### Data listing

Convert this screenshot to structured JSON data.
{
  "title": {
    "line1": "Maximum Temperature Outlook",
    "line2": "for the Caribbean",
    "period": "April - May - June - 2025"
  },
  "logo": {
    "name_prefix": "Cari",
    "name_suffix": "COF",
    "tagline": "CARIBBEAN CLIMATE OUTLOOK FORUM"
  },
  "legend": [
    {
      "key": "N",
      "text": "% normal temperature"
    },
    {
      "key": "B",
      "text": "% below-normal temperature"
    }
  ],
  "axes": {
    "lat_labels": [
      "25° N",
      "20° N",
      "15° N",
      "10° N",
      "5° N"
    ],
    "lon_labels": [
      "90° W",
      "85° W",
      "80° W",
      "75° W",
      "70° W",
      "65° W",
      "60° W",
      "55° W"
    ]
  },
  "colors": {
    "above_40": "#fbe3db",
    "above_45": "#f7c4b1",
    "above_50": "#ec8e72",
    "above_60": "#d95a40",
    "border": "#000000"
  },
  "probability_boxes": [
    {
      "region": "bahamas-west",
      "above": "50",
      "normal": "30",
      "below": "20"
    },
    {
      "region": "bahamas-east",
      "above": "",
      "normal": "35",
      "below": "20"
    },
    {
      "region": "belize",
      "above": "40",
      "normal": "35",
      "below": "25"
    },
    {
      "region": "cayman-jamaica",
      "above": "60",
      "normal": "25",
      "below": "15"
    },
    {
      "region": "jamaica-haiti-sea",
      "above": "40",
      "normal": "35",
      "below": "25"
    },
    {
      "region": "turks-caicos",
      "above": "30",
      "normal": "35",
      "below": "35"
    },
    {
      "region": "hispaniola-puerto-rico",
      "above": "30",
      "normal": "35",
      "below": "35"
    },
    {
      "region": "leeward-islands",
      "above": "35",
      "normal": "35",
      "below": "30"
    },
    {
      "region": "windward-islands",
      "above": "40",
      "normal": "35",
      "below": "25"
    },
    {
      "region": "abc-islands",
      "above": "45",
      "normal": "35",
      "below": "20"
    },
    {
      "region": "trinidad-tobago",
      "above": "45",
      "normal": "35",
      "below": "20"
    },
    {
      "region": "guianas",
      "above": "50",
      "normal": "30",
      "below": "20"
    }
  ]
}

######
### Data listing

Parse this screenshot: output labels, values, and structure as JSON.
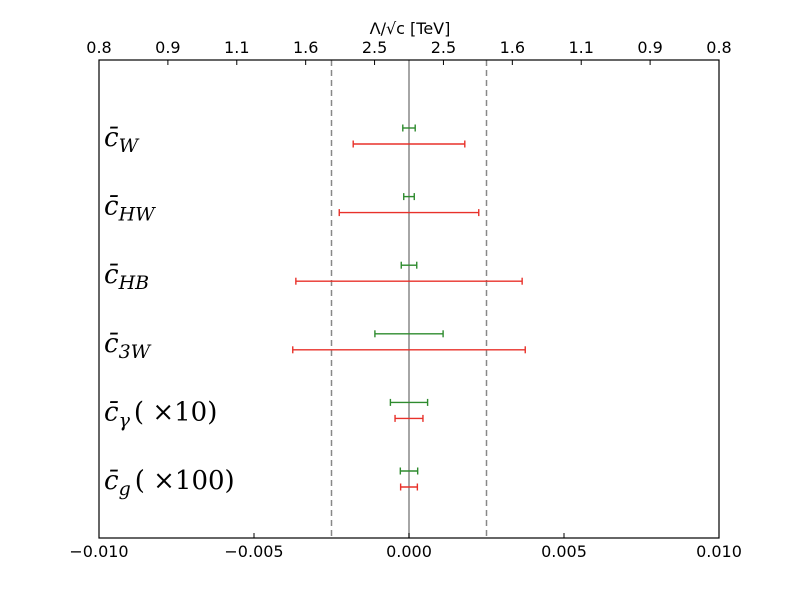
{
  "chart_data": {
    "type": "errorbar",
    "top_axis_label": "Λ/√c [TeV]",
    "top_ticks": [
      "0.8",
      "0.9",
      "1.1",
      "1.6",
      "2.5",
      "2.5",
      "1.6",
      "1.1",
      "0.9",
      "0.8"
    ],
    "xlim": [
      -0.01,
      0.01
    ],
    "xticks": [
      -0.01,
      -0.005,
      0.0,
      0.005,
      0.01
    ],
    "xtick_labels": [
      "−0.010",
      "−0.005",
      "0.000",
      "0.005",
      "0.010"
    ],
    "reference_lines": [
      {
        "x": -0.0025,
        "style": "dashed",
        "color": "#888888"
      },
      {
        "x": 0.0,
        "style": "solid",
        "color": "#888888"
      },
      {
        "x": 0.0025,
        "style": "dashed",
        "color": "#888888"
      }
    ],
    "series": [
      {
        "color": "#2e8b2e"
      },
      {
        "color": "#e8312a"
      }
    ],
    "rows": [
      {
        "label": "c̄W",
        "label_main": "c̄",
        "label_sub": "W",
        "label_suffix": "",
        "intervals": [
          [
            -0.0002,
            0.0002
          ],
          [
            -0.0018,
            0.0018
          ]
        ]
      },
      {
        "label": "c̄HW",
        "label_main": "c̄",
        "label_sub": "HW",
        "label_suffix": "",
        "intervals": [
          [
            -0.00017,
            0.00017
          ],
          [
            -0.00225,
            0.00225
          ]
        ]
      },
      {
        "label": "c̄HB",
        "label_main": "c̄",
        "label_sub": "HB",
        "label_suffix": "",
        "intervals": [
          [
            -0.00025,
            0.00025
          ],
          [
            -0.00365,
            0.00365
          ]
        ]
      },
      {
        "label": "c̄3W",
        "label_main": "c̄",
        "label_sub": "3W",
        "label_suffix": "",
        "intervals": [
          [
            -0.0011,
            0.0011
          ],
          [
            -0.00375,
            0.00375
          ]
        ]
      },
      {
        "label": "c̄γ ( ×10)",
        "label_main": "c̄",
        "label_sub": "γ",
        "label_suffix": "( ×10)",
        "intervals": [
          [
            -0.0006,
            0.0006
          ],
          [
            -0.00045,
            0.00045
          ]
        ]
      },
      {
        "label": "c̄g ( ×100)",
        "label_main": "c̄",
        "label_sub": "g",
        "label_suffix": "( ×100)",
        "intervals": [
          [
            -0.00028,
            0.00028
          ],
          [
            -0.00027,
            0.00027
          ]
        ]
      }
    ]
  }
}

######

- Exercise aim: Say how many lines of the data include the string "islands". Nothing other than the number should be given.

- Solution to this problem: 3